start Provided records
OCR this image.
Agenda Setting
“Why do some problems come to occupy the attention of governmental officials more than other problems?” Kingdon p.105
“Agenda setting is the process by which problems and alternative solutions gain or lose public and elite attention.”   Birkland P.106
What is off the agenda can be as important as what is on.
end Provided records
start Provided records
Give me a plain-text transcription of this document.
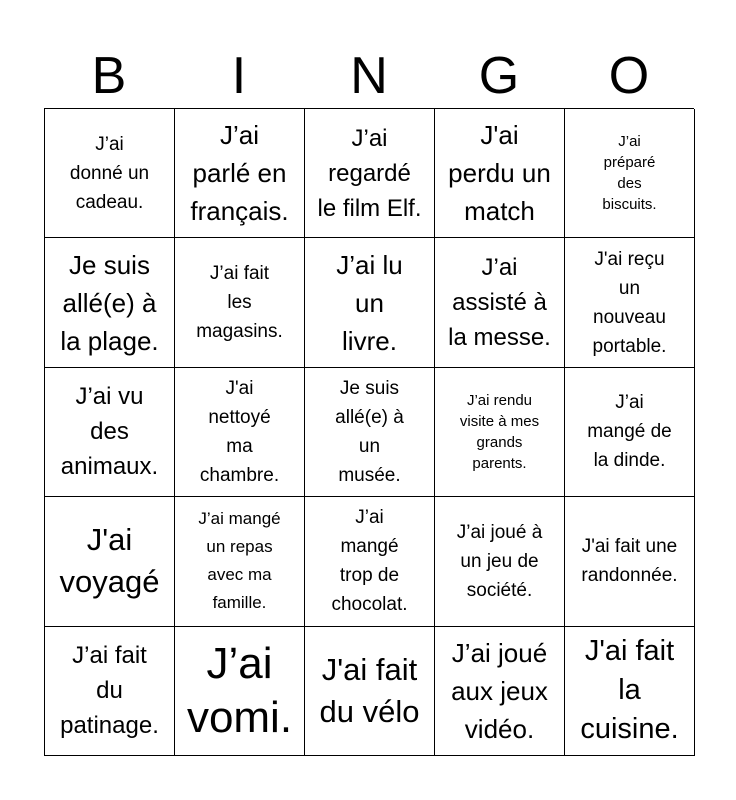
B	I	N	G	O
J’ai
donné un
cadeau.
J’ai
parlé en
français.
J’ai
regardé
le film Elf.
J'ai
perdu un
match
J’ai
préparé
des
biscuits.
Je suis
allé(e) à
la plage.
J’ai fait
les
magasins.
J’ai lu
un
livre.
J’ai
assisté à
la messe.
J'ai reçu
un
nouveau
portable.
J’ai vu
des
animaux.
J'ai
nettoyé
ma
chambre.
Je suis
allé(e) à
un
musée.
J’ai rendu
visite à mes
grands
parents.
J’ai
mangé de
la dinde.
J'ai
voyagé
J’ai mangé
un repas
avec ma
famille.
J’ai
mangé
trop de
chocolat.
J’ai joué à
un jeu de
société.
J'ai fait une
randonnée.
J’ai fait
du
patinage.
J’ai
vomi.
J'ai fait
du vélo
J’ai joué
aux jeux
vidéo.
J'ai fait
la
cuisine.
end Provided records
[What is being asked] Give the count of lines in the listing that hold the word "this", with no other text.

[Answer in full] 2